*OBJECTIVE*
Without the pictures, copy all the entries below exactly.

*GIVEN ENTRIES*
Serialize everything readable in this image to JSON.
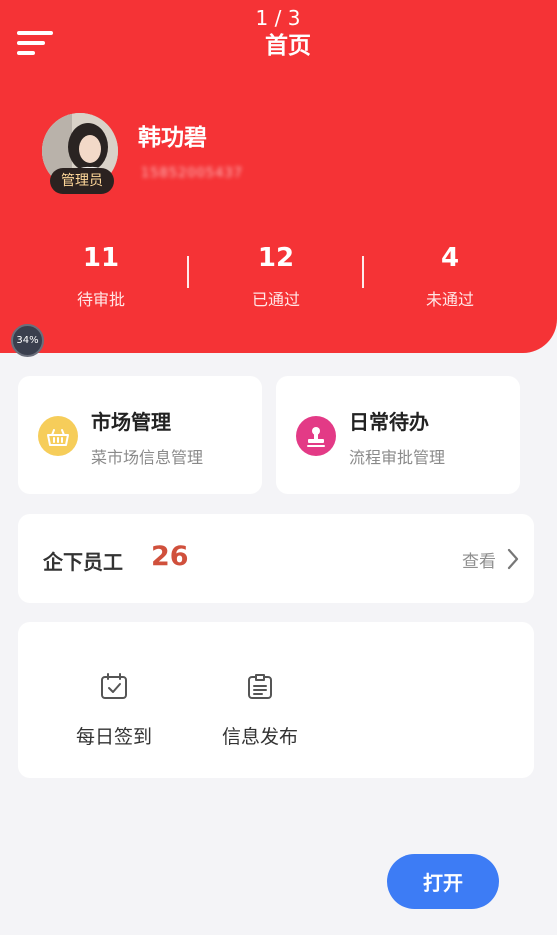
{
  "header": {
    "page_indicator": "1 / 3",
    "title": "首页",
    "background_color": "#f53336"
  },
  "user": {
    "name": "韩功碧",
    "phone": "15852005437",
    "role_badge": "管理员"
  },
  "stats": [
    {
      "value": "11",
      "label": "待审批"
    },
    {
      "value": "12",
      "label": "已通过"
    },
    {
      "value": "4",
      "label": "未通过"
    }
  ],
  "progress_badge": "34%",
  "features": [
    {
      "title": "市场管理",
      "subtitle": "菜市场信息管理",
      "icon": "basket-icon",
      "icon_color": "#f6cd5a"
    },
    {
      "title": "日常待办",
      "subtitle": "流程审批管理",
      "icon": "stamp-icon",
      "icon_color": "#e33a86"
    }
  ],
  "staff": {
    "label": "企下员工",
    "count": "26",
    "view_label": "查看"
  },
  "tools": [
    {
      "label": "每日签到",
      "icon": "calendar-check-icon"
    },
    {
      "label": "信息发布",
      "icon": "clipboard-icon"
    }
  ],
  "open_button": {
    "label": "打开",
    "color": "#3d7cf5"
  }
}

*SOLUTION FOR THIS EXERCISE*
Serialize everything readable in this image to JSON.
{
  "header": {
    "page_indicator": "1 / 3",
    "title": "首页",
    "background_color": "#f53336"
  },
  "user": {
    "name": "韩功碧",
    "phone": "15852005437",
    "role_badge": "管理员"
  },
  "stats": [
    {
      "value": "11",
      "label": "待审批"
    },
    {
      "value": "12",
      "label": "已通过"
    },
    {
      "value": "4",
      "label": "未通过"
    }
  ],
  "progress_badge": "34%",
  "features": [
    {
      "title": "市场管理",
      "subtitle": "菜市场信息管理",
      "icon": "basket-icon",
      "icon_color": "#f6cd5a"
    },
    {
      "title": "日常待办",
      "subtitle": "流程审批管理",
      "icon": "stamp-icon",
      "icon_color": "#e33a86"
    }
  ],
  "staff": {
    "label": "企下员工",
    "count": "26",
    "view_label": "查看"
  },
  "tools": [
    {
      "label": "每日签到",
      "icon": "calendar-check-icon"
    },
    {
      "label": "信息发布",
      "icon": "clipboard-icon"
    }
  ],
  "open_button": {
    "label": "打开",
    "color": "#3d7cf5"
  }
}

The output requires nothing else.